▶ _Data in this exercise_

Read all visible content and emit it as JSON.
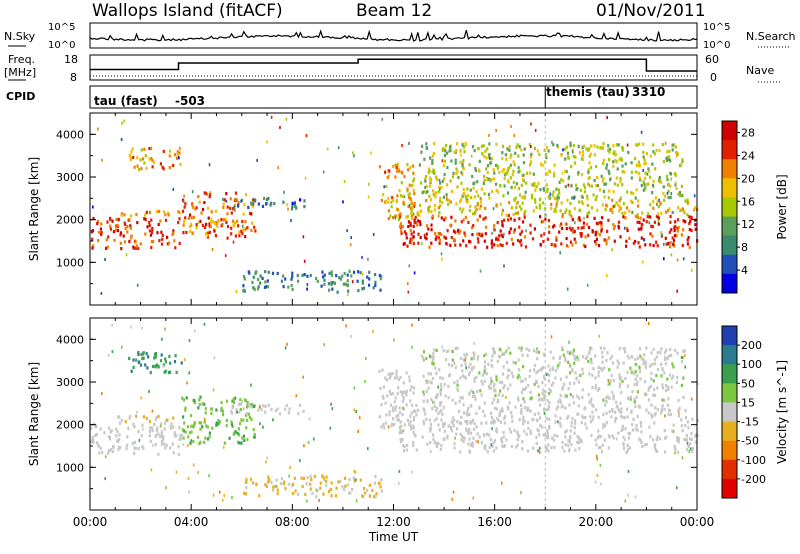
{
  "header": {
    "station": "Wallops Island (fitACF)",
    "beam": "Beam 12",
    "date": "01/Nov/2011"
  },
  "strips": {
    "nsky_label": "N.Sky",
    "nsky_ticks": [
      "10^5",
      "10^0"
    ],
    "nsearch_label": "N.Search",
    "nsearch_ticks": [
      "10^5",
      "10^0"
    ],
    "freq_label": "Freq.",
    "freq_unit": "[MHz]",
    "freq_ticks": [
      "18",
      "8"
    ],
    "nave_label": "Nave",
    "nave_ticks": [
      "60",
      "0"
    ],
    "cpid_label": "CPID",
    "cpid_segments": [
      {
        "name": "tau (fast)",
        "id": "-503",
        "start_hour": 0.0,
        "end_hour": 18.0
      },
      {
        "name": "themis (tau)",
        "id": "3310",
        "start_hour": 18.0,
        "end_hour": 24.0
      }
    ],
    "freq_steps": [
      [
        0,
        12.2
      ],
      [
        3.5,
        12.2
      ],
      [
        3.5,
        14.8
      ],
      [
        10.6,
        14.8
      ],
      [
        10.6,
        16.3
      ],
      [
        22.0,
        16.3
      ],
      [
        22.0,
        11.6
      ],
      [
        24,
        11.6
      ]
    ]
  },
  "chart_data": [
    {
      "type": "heatmap",
      "title": "",
      "xlabel": "Time UT",
      "ylabel": "Slant Range [km]",
      "xlim": [
        "00:00",
        "00:00"
      ],
      "x_ticks": [
        "00:00",
        "04:00",
        "08:00",
        "12:00",
        "16:00",
        "20:00",
        "00:00"
      ],
      "ylim": [
        0,
        4500
      ],
      "y_ticks": [
        "1000",
        "2000",
        "3000",
        "4000"
      ],
      "colorbar": {
        "label": "Power [dB]",
        "ticks": [
          "4",
          "8",
          "12",
          "16",
          "20",
          "24",
          "28"
        ],
        "range": [
          0,
          30
        ],
        "colors": [
          "#0000e0",
          "#2050b8",
          "#3a8a70",
          "#5aa05a",
          "#a8c800",
          "#f0c000",
          "#f08000",
          "#e02000",
          "#d00000"
        ]
      },
      "regions": [
        {
          "t0": 0.0,
          "t1": 3.6,
          "r0": 1300,
          "r1": 2050,
          "value": 26
        },
        {
          "t0": 1.0,
          "t1": 3.6,
          "r0": 2050,
          "r1": 2200,
          "value": 22
        },
        {
          "t0": 1.5,
          "t1": 3.6,
          "r0": 3150,
          "r1": 3700,
          "value": 21
        },
        {
          "t0": 3.6,
          "t1": 6.5,
          "r0": 1550,
          "r1": 2650,
          "value": 24
        },
        {
          "t0": 5.5,
          "t1": 8.5,
          "r0": 2250,
          "r1": 2500,
          "value": 6
        },
        {
          "t0": 6.0,
          "t1": 11.5,
          "r0": 300,
          "r1": 800,
          "value": 8
        },
        {
          "t0": 11.4,
          "t1": 12.8,
          "r0": 1900,
          "r1": 3300,
          "value": 20
        },
        {
          "t0": 12.2,
          "t1": 24.0,
          "r0": 1350,
          "r1": 2100,
          "value": 27
        },
        {
          "t0": 12.6,
          "t1": 24.0,
          "r0": 2100,
          "r1": 2500,
          "value": 18
        },
        {
          "t0": 13.0,
          "t1": 23.5,
          "r0": 2500,
          "r1": 3800,
          "value": 15
        }
      ]
    },
    {
      "type": "heatmap",
      "title": "",
      "xlabel": "Time UT",
      "ylabel": "Slant Range [km]",
      "xlim": [
        "00:00",
        "00:00"
      ],
      "x_ticks": [
        "00:00",
        "04:00",
        "08:00",
        "12:00",
        "16:00",
        "20:00",
        "00:00"
      ],
      "ylim": [
        0,
        4500
      ],
      "y_ticks": [
        "1000",
        "2000",
        "3000",
        "4000"
      ],
      "colorbar": {
        "label": "Velocity [m s^-1]",
        "ticks": [
          "200",
          "100",
          "50",
          "15",
          "-15",
          "-50",
          "-100",
          "-200"
        ],
        "range": [
          -250,
          250
        ],
        "colors": [
          "#2040b0",
          "#2a7a90",
          "#3aa050",
          "#7cc840",
          "#c8c8c8",
          "#e8b020",
          "#f08000",
          "#e03000",
          "#e00000"
        ]
      },
      "regions": [
        {
          "t0": 0.0,
          "t1": 3.6,
          "r0": 1300,
          "r1": 2050,
          "value": 0
        },
        {
          "t0": 1.0,
          "t1": 3.6,
          "r0": 2050,
          "r1": 2200,
          "value": -30
        },
        {
          "t0": 1.5,
          "t1": 3.6,
          "r0": 3150,
          "r1": 3700,
          "value": 150
        },
        {
          "t0": 3.6,
          "t1": 6.5,
          "r0": 1550,
          "r1": 2650,
          "value": 80
        },
        {
          "t0": 5.5,
          "t1": 8.5,
          "r0": 2250,
          "r1": 2500,
          "value": 0
        },
        {
          "t0": 6.0,
          "t1": 11.5,
          "r0": 300,
          "r1": 800,
          "value": -40
        },
        {
          "t0": 11.4,
          "t1": 12.8,
          "r0": 1900,
          "r1": 3300,
          "value": 0
        },
        {
          "t0": 12.2,
          "t1": 24.0,
          "r0": 1350,
          "r1": 2100,
          "value": 0
        },
        {
          "t0": 12.6,
          "t1": 24.0,
          "r0": 2100,
          "r1": 2500,
          "value": 0
        },
        {
          "t0": 13.0,
          "t1": 23.5,
          "r0": 2500,
          "r1": 3800,
          "value": 10
        }
      ]
    }
  ]
}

▶ _Description of the task_
Leave out the pictures and give the rest of the records again exactly.

▶ _Exercise response_
Read all visible content and emit it as JSON.
{
  "header": {
    "station": "Wallops Island (fitACF)",
    "beam": "Beam 12",
    "date": "01/Nov/2011"
  },
  "strips": {
    "nsky_label": "N.Sky",
    "nsky_ticks": [
      "10^5",
      "10^0"
    ],
    "nsearch_label": "N.Search",
    "nsearch_ticks": [
      "10^5",
      "10^0"
    ],
    "freq_label": "Freq.",
    "freq_unit": "[MHz]",
    "freq_ticks": [
      "18",
      "8"
    ],
    "nave_label": "Nave",
    "nave_ticks": [
      "60",
      "0"
    ],
    "cpid_label": "CPID",
    "cpid_segments": [
      {
        "name": "tau (fast)",
        "id": "-503",
        "start_hour": 0.0,
        "end_hour": 18.0
      },
      {
        "name": "themis (tau)",
        "id": "3310",
        "start_hour": 18.0,
        "end_hour": 24.0
      }
    ],
    "freq_steps": [
      [
        0,
        12.2
      ],
      [
        3.5,
        12.2
      ],
      [
        3.5,
        14.8
      ],
      [
        10.6,
        14.8
      ],
      [
        10.6,
        16.3
      ],
      [
        22.0,
        16.3
      ],
      [
        22.0,
        11.6
      ],
      [
        24,
        11.6
      ]
    ]
  },
  "chart_data": [
    {
      "type": "heatmap",
      "title": "",
      "xlabel": "Time UT",
      "ylabel": "Slant Range [km]",
      "xlim": [
        "00:00",
        "00:00"
      ],
      "x_ticks": [
        "00:00",
        "04:00",
        "08:00",
        "12:00",
        "16:00",
        "20:00",
        "00:00"
      ],
      "ylim": [
        0,
        4500
      ],
      "y_ticks": [
        "1000",
        "2000",
        "3000",
        "4000"
      ],
      "colorbar": {
        "label": "Power [dB]",
        "ticks": [
          "4",
          "8",
          "12",
          "16",
          "20",
          "24",
          "28"
        ],
        "range": [
          0,
          30
        ],
        "colors": [
          "#0000e0",
          "#2050b8",
          "#3a8a70",
          "#5aa05a",
          "#a8c800",
          "#f0c000",
          "#f08000",
          "#e02000",
          "#d00000"
        ]
      },
      "regions": [
        {
          "t0": 0.0,
          "t1": 3.6,
          "r0": 1300,
          "r1": 2050,
          "value": 26
        },
        {
          "t0": 1.0,
          "t1": 3.6,
          "r0": 2050,
          "r1": 2200,
          "value": 22
        },
        {
          "t0": 1.5,
          "t1": 3.6,
          "r0": 3150,
          "r1": 3700,
          "value": 21
        },
        {
          "t0": 3.6,
          "t1": 6.5,
          "r0": 1550,
          "r1": 2650,
          "value": 24
        },
        {
          "t0": 5.5,
          "t1": 8.5,
          "r0": 2250,
          "r1": 2500,
          "value": 6
        },
        {
          "t0": 6.0,
          "t1": 11.5,
          "r0": 300,
          "r1": 800,
          "value": 8
        },
        {
          "t0": 11.4,
          "t1": 12.8,
          "r0": 1900,
          "r1": 3300,
          "value": 20
        },
        {
          "t0": 12.2,
          "t1": 24.0,
          "r0": 1350,
          "r1": 2100,
          "value": 27
        },
        {
          "t0": 12.6,
          "t1": 24.0,
          "r0": 2100,
          "r1": 2500,
          "value": 18
        },
        {
          "t0": 13.0,
          "t1": 23.5,
          "r0": 2500,
          "r1": 3800,
          "value": 15
        }
      ]
    },
    {
      "type": "heatmap",
      "title": "",
      "xlabel": "Time UT",
      "ylabel": "Slant Range [km]",
      "xlim": [
        "00:00",
        "00:00"
      ],
      "x_ticks": [
        "00:00",
        "04:00",
        "08:00",
        "12:00",
        "16:00",
        "20:00",
        "00:00"
      ],
      "ylim": [
        0,
        4500
      ],
      "y_ticks": [
        "1000",
        "2000",
        "3000",
        "4000"
      ],
      "colorbar": {
        "label": "Velocity [m s^-1]",
        "ticks": [
          "200",
          "100",
          "50",
          "15",
          "-15",
          "-50",
          "-100",
          "-200"
        ],
        "range": [
          -250,
          250
        ],
        "colors": [
          "#2040b0",
          "#2a7a90",
          "#3aa050",
          "#7cc840",
          "#c8c8c8",
          "#e8b020",
          "#f08000",
          "#e03000",
          "#e00000"
        ]
      },
      "regions": [
        {
          "t0": 0.0,
          "t1": 3.6,
          "r0": 1300,
          "r1": 2050,
          "value": 0
        },
        {
          "t0": 1.0,
          "t1": 3.6,
          "r0": 2050,
          "r1": 2200,
          "value": -30
        },
        {
          "t0": 1.5,
          "t1": 3.6,
          "r0": 3150,
          "r1": 3700,
          "value": 150
        },
        {
          "t0": 3.6,
          "t1": 6.5,
          "r0": 1550,
          "r1": 2650,
          "value": 80
        },
        {
          "t0": 5.5,
          "t1": 8.5,
          "r0": 2250,
          "r1": 2500,
          "value": 0
        },
        {
          "t0": 6.0,
          "t1": 11.5,
          "r0": 300,
          "r1": 800,
          "value": -40
        },
        {
          "t0": 11.4,
          "t1": 12.8,
          "r0": 1900,
          "r1": 3300,
          "value": 0
        },
        {
          "t0": 12.2,
          "t1": 24.0,
          "r0": 1350,
          "r1": 2100,
          "value": 0
        },
        {
          "t0": 12.6,
          "t1": 24.0,
          "r0": 2100,
          "r1": 2500,
          "value": 0
        },
        {
          "t0": 13.0,
          "t1": 23.5,
          "r0": 2500,
          "r1": 3800,
          "value": 10
        }
      ]
    }
  ]
}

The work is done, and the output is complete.